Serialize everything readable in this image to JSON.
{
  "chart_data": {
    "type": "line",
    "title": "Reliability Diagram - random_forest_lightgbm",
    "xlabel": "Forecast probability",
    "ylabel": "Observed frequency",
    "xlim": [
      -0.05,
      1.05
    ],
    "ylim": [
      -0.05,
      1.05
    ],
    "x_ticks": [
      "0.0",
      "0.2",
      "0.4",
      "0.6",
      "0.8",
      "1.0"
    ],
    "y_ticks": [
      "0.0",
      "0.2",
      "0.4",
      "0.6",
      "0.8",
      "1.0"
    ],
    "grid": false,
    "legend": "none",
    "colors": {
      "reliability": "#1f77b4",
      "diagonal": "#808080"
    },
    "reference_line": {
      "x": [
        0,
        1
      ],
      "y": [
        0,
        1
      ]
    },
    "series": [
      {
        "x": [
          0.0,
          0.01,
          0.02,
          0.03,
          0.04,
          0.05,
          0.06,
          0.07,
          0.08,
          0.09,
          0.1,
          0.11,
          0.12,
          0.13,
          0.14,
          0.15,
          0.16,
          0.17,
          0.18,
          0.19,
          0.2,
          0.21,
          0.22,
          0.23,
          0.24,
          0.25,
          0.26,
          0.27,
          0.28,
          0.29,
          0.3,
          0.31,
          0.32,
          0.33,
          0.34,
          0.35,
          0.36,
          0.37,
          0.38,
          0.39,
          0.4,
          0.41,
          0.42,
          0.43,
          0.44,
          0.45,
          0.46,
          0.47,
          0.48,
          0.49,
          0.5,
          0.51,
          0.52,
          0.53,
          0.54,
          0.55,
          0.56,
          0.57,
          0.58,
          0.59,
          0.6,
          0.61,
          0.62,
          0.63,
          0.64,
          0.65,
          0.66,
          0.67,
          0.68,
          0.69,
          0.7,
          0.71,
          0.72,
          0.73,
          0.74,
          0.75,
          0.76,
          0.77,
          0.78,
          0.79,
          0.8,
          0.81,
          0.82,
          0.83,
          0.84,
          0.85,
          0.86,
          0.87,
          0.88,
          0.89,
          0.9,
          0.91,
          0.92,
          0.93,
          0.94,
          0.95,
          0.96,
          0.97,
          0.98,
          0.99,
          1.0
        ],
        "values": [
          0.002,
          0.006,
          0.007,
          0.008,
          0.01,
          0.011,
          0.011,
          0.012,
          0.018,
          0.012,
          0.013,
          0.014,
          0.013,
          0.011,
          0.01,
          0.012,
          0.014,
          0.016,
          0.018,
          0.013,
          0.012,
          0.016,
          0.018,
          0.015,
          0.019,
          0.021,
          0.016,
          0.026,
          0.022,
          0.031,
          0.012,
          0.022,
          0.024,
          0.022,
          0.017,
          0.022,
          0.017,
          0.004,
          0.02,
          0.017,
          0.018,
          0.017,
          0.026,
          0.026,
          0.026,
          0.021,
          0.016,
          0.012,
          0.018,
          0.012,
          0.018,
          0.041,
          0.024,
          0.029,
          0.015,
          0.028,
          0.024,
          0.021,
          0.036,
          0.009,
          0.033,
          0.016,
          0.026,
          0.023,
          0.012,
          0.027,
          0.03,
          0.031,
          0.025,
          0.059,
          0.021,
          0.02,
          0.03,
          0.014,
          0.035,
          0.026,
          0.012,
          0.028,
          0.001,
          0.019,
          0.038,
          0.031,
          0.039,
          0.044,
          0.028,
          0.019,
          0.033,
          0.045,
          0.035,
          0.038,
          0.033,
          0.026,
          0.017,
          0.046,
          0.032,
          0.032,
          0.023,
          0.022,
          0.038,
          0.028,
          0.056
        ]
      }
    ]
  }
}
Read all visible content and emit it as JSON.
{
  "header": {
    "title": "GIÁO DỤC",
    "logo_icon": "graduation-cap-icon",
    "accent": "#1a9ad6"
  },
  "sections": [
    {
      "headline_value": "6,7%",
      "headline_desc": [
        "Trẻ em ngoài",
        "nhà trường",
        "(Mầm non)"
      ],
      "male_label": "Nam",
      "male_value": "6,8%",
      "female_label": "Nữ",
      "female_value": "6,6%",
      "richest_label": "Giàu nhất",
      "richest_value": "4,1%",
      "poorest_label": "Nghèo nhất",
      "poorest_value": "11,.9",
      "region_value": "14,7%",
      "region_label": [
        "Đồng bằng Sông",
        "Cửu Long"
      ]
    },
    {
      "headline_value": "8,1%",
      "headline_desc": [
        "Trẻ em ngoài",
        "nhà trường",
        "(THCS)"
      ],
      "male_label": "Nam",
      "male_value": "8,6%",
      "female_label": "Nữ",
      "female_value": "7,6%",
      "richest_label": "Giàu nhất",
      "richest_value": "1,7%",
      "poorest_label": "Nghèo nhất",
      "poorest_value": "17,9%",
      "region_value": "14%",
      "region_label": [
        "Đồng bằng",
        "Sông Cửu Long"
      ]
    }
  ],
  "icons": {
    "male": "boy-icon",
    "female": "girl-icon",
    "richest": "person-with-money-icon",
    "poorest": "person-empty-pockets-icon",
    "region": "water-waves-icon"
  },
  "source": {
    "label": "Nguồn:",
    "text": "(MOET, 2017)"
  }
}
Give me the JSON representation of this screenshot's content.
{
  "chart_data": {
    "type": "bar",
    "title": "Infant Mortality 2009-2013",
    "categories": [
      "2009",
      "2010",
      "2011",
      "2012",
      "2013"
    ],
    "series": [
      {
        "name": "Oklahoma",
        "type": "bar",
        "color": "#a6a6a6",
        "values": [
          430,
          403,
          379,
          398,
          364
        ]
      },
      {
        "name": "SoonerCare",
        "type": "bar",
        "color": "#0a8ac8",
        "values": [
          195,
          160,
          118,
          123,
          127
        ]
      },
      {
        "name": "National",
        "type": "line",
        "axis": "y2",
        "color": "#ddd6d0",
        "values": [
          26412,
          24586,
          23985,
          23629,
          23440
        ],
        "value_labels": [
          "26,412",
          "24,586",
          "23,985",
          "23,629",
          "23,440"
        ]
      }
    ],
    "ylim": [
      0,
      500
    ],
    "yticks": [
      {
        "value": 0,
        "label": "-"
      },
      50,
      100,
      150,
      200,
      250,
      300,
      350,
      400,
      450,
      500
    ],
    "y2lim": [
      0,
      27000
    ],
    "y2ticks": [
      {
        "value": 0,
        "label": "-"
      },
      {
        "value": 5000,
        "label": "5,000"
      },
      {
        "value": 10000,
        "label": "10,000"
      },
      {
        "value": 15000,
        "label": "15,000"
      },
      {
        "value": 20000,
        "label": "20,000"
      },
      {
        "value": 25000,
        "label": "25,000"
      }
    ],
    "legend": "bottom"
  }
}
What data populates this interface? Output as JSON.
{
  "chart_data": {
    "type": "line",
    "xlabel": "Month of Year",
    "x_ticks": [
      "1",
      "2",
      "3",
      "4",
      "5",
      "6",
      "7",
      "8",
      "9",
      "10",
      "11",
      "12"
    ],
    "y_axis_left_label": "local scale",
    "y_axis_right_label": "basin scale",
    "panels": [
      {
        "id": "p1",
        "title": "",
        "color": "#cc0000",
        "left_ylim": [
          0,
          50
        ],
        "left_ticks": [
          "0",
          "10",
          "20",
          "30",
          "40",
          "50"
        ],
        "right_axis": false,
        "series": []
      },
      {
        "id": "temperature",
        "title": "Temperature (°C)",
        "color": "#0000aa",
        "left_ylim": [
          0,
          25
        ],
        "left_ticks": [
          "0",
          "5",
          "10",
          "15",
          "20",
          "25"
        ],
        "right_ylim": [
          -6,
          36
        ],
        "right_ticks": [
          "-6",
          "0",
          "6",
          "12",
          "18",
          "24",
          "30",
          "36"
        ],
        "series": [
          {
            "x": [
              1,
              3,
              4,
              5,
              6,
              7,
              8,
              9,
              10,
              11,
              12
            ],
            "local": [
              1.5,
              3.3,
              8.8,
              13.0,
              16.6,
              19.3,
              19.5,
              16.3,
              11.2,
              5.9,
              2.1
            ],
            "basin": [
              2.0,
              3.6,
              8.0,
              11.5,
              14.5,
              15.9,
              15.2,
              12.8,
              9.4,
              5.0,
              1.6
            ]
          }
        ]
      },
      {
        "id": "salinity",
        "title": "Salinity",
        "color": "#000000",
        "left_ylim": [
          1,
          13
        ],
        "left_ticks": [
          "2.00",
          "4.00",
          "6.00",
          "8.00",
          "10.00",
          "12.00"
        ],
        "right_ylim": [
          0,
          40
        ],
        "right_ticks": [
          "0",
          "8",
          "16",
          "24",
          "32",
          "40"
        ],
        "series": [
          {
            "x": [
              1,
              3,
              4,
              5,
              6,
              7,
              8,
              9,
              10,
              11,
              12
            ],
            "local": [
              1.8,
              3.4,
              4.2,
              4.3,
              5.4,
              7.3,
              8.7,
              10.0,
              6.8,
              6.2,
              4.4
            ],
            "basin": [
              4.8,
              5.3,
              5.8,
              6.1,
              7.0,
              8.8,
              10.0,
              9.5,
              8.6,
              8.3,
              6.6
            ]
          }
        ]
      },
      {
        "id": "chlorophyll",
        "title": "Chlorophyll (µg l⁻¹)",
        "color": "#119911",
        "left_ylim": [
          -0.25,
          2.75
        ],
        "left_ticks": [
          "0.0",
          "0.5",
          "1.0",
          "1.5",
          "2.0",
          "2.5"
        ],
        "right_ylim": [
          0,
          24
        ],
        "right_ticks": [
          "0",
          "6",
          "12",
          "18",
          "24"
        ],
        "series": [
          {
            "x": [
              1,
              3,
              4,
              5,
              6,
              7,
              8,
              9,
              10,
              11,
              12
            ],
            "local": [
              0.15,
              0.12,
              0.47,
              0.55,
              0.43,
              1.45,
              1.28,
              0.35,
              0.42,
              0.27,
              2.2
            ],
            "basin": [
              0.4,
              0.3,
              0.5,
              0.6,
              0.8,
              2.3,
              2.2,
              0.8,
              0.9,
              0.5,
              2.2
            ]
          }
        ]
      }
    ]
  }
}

> **Task statement**
Reply with nothing but a number: how many lines of the entries above contain the string "JSON"?

> **Result**
4